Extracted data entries

--- Start ---

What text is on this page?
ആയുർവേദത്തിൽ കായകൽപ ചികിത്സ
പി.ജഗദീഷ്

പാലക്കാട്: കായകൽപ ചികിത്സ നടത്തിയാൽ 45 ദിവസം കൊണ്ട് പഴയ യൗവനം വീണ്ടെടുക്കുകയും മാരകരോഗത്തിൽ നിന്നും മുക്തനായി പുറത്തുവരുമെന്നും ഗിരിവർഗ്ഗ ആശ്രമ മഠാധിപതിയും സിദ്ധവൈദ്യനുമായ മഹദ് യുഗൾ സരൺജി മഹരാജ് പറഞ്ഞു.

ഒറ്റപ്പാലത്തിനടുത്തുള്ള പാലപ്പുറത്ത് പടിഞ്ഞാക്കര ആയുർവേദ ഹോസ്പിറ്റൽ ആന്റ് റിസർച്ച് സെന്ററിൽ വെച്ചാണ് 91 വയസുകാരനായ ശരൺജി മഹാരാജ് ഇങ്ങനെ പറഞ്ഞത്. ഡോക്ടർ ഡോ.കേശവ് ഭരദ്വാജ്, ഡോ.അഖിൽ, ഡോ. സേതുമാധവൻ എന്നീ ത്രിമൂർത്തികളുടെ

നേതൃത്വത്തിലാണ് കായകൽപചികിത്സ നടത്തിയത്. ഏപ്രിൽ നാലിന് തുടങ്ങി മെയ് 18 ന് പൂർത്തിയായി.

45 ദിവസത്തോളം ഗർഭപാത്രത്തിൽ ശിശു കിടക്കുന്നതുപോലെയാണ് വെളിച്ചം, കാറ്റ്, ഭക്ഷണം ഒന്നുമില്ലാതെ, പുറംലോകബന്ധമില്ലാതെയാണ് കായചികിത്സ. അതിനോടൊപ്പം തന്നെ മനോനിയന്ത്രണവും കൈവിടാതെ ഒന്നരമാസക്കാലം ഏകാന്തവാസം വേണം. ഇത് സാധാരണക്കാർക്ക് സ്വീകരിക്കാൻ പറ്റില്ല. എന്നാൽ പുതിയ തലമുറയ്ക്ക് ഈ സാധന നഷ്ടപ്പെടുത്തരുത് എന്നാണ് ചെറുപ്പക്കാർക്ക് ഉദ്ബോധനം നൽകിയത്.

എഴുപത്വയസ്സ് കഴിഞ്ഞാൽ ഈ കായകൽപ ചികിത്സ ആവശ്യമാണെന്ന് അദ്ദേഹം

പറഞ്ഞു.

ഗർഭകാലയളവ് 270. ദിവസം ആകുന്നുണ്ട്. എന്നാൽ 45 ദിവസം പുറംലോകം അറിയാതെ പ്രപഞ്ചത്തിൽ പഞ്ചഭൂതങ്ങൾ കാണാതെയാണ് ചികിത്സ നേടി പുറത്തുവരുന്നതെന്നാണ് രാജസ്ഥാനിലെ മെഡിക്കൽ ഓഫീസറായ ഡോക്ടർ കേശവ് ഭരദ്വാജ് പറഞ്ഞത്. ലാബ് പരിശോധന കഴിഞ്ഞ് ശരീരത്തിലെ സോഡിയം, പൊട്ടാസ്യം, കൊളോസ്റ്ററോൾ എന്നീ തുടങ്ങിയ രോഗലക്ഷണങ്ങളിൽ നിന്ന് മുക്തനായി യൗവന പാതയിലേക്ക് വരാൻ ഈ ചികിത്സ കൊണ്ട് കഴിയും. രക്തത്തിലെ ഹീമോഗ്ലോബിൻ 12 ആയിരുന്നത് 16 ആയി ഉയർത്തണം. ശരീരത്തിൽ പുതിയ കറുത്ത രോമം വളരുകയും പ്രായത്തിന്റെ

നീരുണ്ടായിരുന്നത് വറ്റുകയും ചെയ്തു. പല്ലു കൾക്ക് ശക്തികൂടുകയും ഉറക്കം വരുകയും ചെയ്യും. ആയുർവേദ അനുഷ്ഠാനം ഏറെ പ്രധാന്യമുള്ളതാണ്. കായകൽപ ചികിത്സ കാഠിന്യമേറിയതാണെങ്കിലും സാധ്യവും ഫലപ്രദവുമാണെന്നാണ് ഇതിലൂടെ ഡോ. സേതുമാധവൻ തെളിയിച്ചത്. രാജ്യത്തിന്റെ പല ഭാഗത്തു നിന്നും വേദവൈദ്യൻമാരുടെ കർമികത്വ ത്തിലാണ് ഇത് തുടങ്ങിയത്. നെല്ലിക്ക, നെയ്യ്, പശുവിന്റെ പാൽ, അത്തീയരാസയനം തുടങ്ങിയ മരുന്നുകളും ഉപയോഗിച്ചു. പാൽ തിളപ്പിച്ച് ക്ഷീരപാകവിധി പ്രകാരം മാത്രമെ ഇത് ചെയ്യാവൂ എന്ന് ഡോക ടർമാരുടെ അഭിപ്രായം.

--- End ---

To be done → Return the listing above in full, character for character.

Response →
What text is on this page?
ആയുർവേദത്തിൽ കായകൽപ ചികിത്സ
പി.ജഗദീഷ്

പാലക്കാട്: കായകൽപ ചികിത്സ നടത്തിയാൽ 45 ദിവസം കൊണ്ട് പഴയ യൗവനം വീണ്ടെടുക്കുകയും മാരകരോഗത്തിൽ നിന്നും മുക്തനായി പുറത്തുവരുമെന്നും ഗിരിവർഗ്ഗ ആശ്രമ മഠാധിപതിയും സിദ്ധവൈദ്യനുമായ മഹദ് യുഗൾ സരൺജി മഹരാജ് പറഞ്ഞു.

ഒറ്റപ്പാലത്തിനടുത്തുള്ള പാലപ്പുറത്ത് പടിഞ്ഞാക്കര ആയുർവേദ ഹോസ്പിറ്റൽ ആന്റ് റിസർച്ച് സെന്ററിൽ വെച്ചാണ് 91 വയസുകാരനായ ശരൺജി മഹാരാജ് ഇങ്ങനെ പറഞ്ഞത്. ഡോക്ടർ ഡോ.കേശവ് ഭരദ്വാജ്, ഡോ.അഖിൽ, ഡോ. സേതുമാധവൻ എന്നീ ത്രിമൂർത്തികളുടെ

നേതൃത്വത്തിലാണ് കായകൽപചികിത്സ നടത്തിയത്. ഏപ്രിൽ നാലിന് തുടങ്ങി മെയ് 18 ന് പൂർത്തിയായി.

45 ദിവസത്തോളം ഗർഭപാത്രത്തിൽ ശിശു കിടക്കുന്നതുപോലെയാണ് വെളിച്ചം, കാറ്റ്, ഭക്ഷണം ഒന്നുമില്ലാതെ, പുറംലോകബന്ധമില്ലാതെയാണ് കായചികിത്സ. അതിനോടൊപ്പം തന്നെ മനോനിയന്ത്രണവും കൈവിടാതെ ഒന്നരമാസക്കാലം ഏകാന്തവാസം വേണം. ഇത് സാധാരണക്കാർക്ക് സ്വീകരിക്കാൻ പറ്റില്ല. എന്നാൽ പുതിയ തലമുറയ്ക്ക് ഈ സാധന നഷ്ടപ്പെടുത്തരുത് എന്നാണ് ചെറുപ്പക്കാർക്ക് ഉദ്ബോധനം നൽകിയത്.

എഴുപത്വയസ്സ് കഴിഞ്ഞാൽ ഈ കായകൽപ ചികിത്സ ആവശ്യമാണെന്ന് അദ്ദേഹം

പറഞ്ഞു.

ഗർഭകാലയളവ് 270. ദിവസം ആകുന്നുണ്ട്. എന്നാൽ 45 ദിവസം പുറംലോകം അറിയാതെ പ്രപഞ്ചത്തിൽ പഞ്ചഭൂതങ്ങൾ കാണാതെയാണ് ചികിത്സ നേടി പുറത്തുവരുന്നതെന്നാണ് രാജസ്ഥാനിലെ മെഡിക്കൽ ഓഫീസറായ ഡോക്ടർ കേശവ് ഭരദ്വാജ് പറഞ്ഞത്. ലാബ് പരിശോധന കഴിഞ്ഞ് ശരീരത്തിലെ സോഡിയം, പൊട്ടാസ്യം, കൊളോസ്റ്ററോൾ എന്നീ തുടങ്ങിയ രോഗലക്ഷണങ്ങളിൽ നിന്ന് മുക്തനായി യൗവന പാതയിലേക്ക് വരാൻ ഈ ചികിത്സ കൊണ്ട് കഴിയും. രക്തത്തിലെ ഹീമോഗ്ലോബിൻ 12 ആയിരുന്നത് 16 ആയി ഉയർത്തണം. ശരീരത്തിൽ പുതിയ കറുത്ത രോമം വളരുകയും പ്രായത്തിന്റെ

നീരുണ്ടായിരുന്നത് വറ്റുകയും ചെയ്തു. പല്ലു കൾക്ക് ശക്തികൂടുകയും ഉറക്കം വരുകയും ചെയ്യും. ആയുർവേദ അനുഷ്ഠാനം ഏറെ പ്രധാന്യമുള്ളതാണ്. കായകൽപ ചികിത്സ കാഠിന്യമേറിയതാണെങ്കിലും സാധ്യവും ഫലപ്രദവുമാണെന്നാണ് ഇതിലൂടെ ഡോ. സേതുമാധവൻ തെളിയിച്ചത്. രാജ്യത്തിന്റെ പല ഭാഗത്തു നിന്നും വേദവൈദ്യൻമാരുടെ കർമികത്വ ത്തിലാണ് ഇത് തുടങ്ങിയത്. നെല്ലിക്ക, നെയ്യ്, പശുവിന്റെ പാൽ, അത്തീയരാസയനം തുടങ്ങിയ മരുന്നുകളും ഉപയോഗിച്ചു. പാൽ തിളപ്പിച്ച് ക്ഷീരപാകവിധി പ്രകാരം മാത്രമെ ഇത് ചെയ്യാവൂ എന്ന് ഡോക ടർമാരുടെ അഭിപ്രായം.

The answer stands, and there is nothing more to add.